* Task brief
Which lines have the string "dans"? Copy all of them from the entries below.

########################################

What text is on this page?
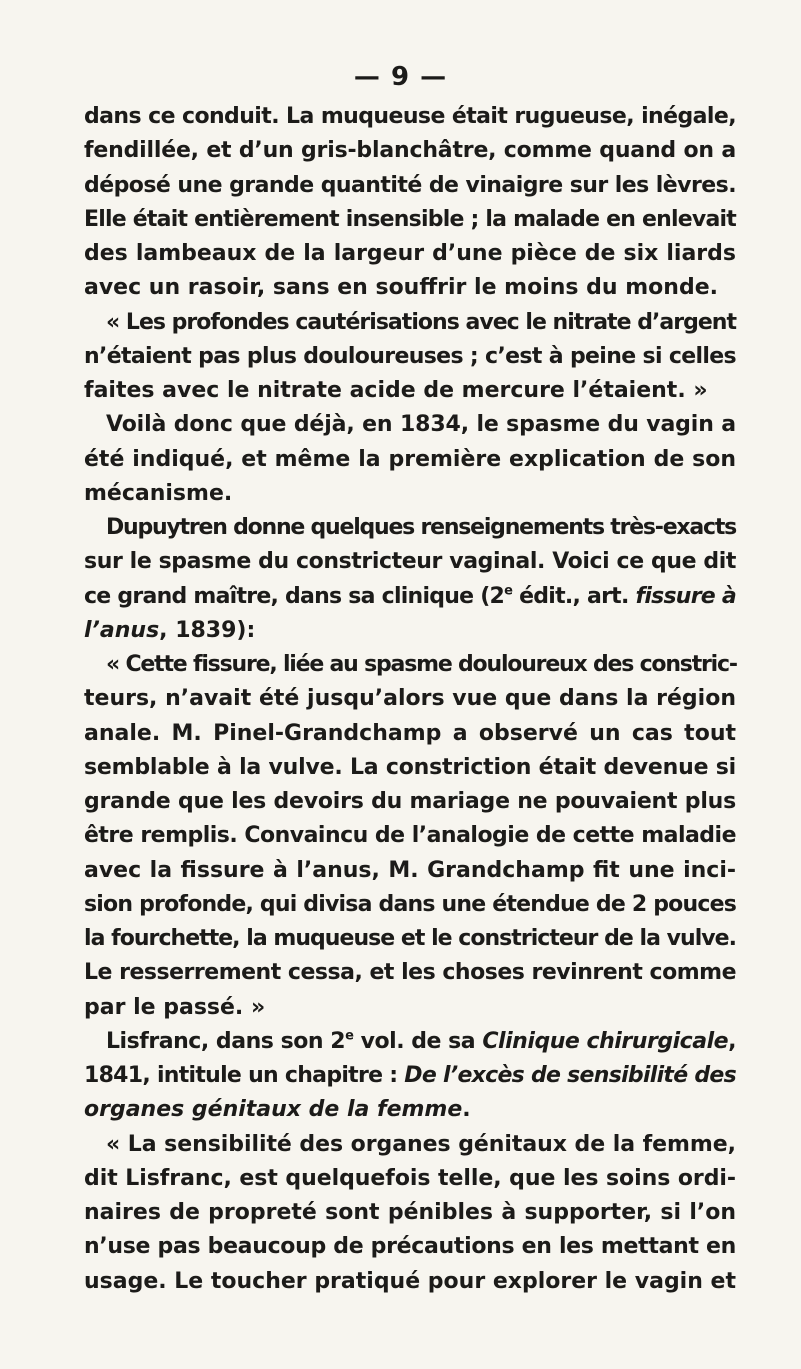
— 9 —
dans ce conduit. La muqueuse était rugueuse, inégale,
fendillée, et d’un gris-blanchâtre, comme quand on a
déposé une grande quantité de vinaigre sur les lèvres.
Elle était entièrement insensible ; la malade en enlevait
des lambeaux de la largeur d’une pièce de six liards
avec un rasoir, sans en souffrir le moins du monde.
« Les profondes cautérisations avec le nitrate d’argent
n’étaient pas plus douloureuses ; c’est à peine si celles
faites avec le nitrate acide de mercure l’étaient. »
Voilà donc que déjà, en 1834, le spasme du vagin a
été indiqué, et même la première explication de son
mécanisme.
Dupuytren donne quelques renseignements très-exacts
sur le spasme du constricteur vaginal. Voici ce que dit
ce grand maître, dans sa clinique (2e édit., art. fissure à
l’anus, 1839):
« Cette fissure, liée au spasme douloureux des constric-
teurs, n’avait été jusqu’alors vue que dans la région
anale. M. Pinel-Grandchamp a observé un cas tout
semblable à la vulve. La constriction était devenue si
grande que les devoirs du mariage ne pouvaient plus
être remplis. Convaincu de l’analogie de cette maladie
avec la fissure à l’anus, M. Grandchamp fit une inci-
sion profonde, qui divisa dans une étendue de 2 pouces
la fourchette, la muqueuse et le constricteur de la vulve.
Le resserrement cessa, et les choses revinrent comme
par le passé. »
Lisfranc, dans son 2e vol. de sa Clinique chirurgicale,
1841, intitule un chapitre : De l’excès de sensibilité des
organes génitaux de la femme.
« La sensibilité des organes génitaux de la femme,
dit Lisfranc, est quelquefois telle, que les soins ordi-
naires de propreté sont pénibles à supporter, si l’on
n’use pas beaucoup de précautions en les mettant en
usage. Le toucher pratiqué pour explorer le vagin et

########################################

* Complete response
dans ce conduit. La muqueuse était rugueuse, inégale,
ce grand maître, dans sa clinique (2e édit., art. fissure à
teurs, n’avait été jusqu’alors vue que dans la région
sion profonde, qui divisa dans une étendue de 2 pouces
Lisfranc, dans son 2e vol. de sa Clinique chirurgicale,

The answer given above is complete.